>>

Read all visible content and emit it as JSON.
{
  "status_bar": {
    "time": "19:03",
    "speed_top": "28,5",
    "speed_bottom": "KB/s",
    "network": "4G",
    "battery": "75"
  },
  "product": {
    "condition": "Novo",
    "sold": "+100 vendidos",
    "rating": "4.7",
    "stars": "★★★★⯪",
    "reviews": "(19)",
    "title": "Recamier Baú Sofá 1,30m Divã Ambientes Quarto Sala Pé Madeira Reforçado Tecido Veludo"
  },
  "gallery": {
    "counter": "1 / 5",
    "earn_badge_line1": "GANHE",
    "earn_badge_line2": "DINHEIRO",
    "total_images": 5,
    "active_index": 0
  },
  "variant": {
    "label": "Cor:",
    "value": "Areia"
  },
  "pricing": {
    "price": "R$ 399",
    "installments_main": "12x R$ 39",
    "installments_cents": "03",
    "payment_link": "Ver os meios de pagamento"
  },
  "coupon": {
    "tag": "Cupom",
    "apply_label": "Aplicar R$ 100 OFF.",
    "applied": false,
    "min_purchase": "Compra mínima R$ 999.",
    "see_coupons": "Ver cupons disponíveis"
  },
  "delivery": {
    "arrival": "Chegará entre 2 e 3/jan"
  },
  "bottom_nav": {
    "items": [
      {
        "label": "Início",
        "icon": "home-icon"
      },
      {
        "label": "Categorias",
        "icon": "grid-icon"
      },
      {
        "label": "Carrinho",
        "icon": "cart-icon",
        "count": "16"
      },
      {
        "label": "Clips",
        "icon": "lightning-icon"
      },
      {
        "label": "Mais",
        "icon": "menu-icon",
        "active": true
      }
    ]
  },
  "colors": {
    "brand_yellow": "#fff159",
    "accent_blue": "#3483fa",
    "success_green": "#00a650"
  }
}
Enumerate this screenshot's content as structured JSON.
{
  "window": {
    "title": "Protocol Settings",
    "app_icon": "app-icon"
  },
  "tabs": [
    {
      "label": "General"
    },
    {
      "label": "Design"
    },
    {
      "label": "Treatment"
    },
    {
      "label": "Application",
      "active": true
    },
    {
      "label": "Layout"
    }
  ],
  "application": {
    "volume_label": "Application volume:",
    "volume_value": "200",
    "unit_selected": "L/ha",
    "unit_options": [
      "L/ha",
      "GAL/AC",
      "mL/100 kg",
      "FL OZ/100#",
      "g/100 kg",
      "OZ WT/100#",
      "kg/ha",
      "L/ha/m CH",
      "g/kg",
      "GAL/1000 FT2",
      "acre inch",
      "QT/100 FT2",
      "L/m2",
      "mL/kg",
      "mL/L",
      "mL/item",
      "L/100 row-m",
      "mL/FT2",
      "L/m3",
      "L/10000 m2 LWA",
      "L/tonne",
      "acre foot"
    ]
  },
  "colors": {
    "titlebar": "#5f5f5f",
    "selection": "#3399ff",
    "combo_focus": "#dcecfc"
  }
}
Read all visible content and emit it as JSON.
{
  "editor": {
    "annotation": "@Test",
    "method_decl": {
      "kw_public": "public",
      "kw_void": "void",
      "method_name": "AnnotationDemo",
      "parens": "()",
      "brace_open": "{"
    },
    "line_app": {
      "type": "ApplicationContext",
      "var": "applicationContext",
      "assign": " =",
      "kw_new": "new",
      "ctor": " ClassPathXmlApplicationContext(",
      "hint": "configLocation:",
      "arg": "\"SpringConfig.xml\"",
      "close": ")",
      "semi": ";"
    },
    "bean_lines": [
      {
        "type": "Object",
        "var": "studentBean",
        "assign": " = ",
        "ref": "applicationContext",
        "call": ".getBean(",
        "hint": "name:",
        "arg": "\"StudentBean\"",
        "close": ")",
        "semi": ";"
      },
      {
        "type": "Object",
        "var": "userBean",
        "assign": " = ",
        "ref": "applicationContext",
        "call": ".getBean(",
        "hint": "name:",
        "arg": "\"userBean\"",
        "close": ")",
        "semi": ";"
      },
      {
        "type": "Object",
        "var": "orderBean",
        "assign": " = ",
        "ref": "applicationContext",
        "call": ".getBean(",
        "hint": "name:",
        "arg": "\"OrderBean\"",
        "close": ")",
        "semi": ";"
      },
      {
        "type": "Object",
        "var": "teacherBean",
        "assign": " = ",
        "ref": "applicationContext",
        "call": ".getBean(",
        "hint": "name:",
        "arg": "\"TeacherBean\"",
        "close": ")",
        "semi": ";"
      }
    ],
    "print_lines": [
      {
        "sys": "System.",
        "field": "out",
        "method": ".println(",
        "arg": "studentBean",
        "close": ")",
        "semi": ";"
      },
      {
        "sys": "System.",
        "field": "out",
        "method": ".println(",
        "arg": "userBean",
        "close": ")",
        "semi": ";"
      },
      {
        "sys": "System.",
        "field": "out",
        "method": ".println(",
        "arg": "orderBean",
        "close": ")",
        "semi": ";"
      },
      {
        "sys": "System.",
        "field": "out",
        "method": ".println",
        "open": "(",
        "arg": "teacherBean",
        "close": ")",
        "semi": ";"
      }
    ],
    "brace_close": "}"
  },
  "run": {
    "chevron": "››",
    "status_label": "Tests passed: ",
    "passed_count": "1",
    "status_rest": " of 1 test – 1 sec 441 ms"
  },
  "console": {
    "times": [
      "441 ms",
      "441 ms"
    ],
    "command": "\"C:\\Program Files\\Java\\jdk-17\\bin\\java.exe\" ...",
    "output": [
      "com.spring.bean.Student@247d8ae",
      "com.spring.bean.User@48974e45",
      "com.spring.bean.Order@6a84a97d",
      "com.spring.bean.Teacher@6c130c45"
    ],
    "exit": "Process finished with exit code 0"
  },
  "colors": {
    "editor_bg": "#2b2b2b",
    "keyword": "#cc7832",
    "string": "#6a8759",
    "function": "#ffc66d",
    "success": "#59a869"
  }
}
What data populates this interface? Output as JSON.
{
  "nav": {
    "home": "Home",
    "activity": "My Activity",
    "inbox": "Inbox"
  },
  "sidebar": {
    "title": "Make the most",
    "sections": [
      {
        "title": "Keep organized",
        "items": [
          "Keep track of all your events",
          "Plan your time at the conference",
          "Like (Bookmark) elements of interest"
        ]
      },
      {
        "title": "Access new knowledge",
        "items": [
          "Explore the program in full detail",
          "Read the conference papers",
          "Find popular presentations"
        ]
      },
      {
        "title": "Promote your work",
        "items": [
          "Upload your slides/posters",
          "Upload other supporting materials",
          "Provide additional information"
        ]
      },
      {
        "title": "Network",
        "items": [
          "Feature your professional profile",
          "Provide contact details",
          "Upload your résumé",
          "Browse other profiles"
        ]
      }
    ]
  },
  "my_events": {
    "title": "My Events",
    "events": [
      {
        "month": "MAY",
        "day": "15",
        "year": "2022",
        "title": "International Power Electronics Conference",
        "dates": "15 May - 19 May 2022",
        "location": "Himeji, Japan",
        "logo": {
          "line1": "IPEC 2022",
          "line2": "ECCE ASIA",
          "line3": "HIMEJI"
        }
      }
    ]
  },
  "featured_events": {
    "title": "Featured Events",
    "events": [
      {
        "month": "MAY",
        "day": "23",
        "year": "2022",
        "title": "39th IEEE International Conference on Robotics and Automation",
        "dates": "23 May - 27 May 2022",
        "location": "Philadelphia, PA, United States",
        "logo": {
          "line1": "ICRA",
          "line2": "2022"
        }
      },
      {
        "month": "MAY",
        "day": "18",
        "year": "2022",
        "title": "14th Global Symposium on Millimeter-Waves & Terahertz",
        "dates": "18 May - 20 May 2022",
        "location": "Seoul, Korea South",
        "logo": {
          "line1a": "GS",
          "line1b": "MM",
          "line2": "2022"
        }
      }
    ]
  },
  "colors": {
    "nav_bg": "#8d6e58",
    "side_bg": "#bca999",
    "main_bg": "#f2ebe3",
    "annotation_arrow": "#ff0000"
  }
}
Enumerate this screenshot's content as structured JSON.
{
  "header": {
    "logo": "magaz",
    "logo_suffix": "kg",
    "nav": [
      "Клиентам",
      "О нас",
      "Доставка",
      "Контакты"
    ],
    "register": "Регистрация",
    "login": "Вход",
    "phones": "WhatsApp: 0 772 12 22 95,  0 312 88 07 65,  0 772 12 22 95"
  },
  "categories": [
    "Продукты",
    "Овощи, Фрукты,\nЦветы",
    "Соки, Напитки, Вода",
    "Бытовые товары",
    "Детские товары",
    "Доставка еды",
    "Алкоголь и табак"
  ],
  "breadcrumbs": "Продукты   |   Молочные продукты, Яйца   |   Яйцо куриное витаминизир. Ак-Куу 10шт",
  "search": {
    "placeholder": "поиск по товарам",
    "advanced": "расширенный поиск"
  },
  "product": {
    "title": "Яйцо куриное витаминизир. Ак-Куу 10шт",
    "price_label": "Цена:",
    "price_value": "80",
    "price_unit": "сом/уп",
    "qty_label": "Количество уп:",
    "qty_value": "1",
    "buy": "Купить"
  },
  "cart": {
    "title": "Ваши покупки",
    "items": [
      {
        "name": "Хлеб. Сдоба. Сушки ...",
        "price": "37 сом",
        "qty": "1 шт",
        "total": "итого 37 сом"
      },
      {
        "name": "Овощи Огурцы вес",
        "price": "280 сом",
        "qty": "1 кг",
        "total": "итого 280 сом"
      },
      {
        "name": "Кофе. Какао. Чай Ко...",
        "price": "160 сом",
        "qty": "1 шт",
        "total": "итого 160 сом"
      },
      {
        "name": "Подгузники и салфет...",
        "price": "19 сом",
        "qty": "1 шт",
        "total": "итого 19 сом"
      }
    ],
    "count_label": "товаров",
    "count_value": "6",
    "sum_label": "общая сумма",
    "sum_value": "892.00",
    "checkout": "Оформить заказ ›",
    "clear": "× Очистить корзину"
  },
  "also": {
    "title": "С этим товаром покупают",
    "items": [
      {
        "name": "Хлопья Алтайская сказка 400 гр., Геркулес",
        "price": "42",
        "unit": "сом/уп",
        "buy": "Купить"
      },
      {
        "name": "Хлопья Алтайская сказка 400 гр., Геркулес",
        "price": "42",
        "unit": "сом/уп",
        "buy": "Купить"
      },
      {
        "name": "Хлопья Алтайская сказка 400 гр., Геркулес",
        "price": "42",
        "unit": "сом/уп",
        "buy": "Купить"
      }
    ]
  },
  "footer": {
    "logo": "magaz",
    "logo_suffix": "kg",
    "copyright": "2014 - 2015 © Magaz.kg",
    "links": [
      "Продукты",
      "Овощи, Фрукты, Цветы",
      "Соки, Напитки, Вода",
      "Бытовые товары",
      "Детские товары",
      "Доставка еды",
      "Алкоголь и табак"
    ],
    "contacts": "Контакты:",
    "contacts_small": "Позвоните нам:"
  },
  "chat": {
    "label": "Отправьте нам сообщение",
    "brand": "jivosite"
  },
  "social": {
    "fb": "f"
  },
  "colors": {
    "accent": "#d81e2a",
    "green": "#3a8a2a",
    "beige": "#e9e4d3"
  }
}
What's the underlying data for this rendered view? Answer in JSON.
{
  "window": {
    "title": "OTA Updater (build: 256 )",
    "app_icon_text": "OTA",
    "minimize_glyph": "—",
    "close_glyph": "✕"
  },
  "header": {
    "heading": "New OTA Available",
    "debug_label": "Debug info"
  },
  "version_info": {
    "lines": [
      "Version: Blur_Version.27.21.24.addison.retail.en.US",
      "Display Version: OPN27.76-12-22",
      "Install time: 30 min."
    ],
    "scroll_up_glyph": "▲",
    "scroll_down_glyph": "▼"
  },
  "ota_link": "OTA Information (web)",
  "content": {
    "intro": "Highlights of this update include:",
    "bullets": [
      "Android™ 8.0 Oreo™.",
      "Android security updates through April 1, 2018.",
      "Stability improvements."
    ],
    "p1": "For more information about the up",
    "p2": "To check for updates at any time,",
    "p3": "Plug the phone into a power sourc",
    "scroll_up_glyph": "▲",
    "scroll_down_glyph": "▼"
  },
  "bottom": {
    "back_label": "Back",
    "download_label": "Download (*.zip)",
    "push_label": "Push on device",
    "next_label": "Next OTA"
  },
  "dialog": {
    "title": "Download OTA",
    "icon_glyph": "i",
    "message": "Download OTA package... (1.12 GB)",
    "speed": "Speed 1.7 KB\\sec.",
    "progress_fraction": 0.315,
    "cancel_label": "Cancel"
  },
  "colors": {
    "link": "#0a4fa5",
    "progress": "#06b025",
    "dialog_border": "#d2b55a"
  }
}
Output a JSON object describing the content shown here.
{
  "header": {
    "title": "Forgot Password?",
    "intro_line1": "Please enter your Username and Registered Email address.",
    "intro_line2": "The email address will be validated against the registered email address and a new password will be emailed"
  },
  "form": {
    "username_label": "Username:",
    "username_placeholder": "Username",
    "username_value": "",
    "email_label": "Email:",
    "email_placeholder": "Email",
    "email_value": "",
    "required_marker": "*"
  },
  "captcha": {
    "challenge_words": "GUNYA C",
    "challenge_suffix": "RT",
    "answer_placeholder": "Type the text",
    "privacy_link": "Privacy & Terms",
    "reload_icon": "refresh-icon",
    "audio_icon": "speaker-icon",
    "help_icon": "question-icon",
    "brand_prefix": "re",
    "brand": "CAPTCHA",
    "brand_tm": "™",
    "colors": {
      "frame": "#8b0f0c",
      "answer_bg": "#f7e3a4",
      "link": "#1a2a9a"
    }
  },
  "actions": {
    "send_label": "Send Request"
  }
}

<<

Lines that include the word "address" — how many are there in the data? Answer with the number alone.

2